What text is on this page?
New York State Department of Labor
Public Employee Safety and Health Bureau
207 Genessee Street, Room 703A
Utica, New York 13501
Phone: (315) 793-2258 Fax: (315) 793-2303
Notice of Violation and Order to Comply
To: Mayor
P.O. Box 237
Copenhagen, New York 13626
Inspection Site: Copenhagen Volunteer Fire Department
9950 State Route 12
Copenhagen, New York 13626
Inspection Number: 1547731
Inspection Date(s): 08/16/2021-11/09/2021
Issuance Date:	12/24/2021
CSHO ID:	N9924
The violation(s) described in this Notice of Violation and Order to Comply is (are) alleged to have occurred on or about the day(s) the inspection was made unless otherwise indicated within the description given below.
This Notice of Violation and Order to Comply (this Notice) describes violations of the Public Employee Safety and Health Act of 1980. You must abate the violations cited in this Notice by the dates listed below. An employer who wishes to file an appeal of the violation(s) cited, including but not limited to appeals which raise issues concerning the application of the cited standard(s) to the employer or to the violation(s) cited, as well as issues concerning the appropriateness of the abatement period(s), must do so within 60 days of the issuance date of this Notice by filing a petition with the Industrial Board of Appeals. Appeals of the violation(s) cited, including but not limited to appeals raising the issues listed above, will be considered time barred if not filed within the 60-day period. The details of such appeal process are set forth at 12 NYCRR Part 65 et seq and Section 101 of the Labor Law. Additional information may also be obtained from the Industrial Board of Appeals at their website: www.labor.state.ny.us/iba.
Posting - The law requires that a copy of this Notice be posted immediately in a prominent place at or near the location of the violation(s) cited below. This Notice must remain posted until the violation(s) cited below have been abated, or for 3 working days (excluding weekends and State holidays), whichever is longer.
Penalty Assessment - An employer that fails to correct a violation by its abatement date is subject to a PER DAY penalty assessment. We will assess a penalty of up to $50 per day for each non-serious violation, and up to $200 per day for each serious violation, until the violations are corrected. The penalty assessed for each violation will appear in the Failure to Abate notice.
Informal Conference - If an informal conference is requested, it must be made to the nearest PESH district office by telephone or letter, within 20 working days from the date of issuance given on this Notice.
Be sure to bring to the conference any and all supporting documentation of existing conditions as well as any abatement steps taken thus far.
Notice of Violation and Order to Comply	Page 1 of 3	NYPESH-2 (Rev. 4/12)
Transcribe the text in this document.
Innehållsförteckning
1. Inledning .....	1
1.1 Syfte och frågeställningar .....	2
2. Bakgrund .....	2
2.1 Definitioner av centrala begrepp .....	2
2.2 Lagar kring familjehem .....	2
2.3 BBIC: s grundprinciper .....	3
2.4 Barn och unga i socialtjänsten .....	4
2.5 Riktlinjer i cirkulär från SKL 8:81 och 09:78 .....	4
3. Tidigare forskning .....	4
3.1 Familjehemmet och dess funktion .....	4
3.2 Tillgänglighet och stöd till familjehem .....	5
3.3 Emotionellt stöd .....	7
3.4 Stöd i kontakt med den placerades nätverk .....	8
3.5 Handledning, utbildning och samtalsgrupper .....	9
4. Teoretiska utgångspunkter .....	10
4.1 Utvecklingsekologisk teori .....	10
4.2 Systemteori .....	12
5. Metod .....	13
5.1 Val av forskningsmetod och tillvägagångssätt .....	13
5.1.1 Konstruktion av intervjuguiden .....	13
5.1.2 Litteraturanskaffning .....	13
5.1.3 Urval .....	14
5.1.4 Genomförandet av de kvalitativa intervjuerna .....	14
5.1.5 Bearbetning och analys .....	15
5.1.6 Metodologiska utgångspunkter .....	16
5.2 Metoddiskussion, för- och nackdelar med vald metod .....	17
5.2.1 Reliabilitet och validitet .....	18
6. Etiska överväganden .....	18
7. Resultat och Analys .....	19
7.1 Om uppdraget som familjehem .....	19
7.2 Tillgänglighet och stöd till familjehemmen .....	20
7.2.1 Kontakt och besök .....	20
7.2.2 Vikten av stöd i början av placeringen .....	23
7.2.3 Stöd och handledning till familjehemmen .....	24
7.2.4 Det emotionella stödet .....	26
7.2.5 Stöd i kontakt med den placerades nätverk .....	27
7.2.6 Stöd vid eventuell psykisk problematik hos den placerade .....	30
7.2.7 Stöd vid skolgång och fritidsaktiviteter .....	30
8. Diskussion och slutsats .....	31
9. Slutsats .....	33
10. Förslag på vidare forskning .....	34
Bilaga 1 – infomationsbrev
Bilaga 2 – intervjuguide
__________
Brief: Each line above that contains "made" must be copied out.

Solution to this exercise:
The violation(s) described in this Notice of Violation and Order to Comply is (are) alleged to have occurred on or about the day(s) the inspection was made unless otherwise indicated within the description given below.
Informal Conference - If an informal conference is requested, it must be made to the nearest PESH district office by telephone or letter, within 20 working days from the date of issuance given on this Notice.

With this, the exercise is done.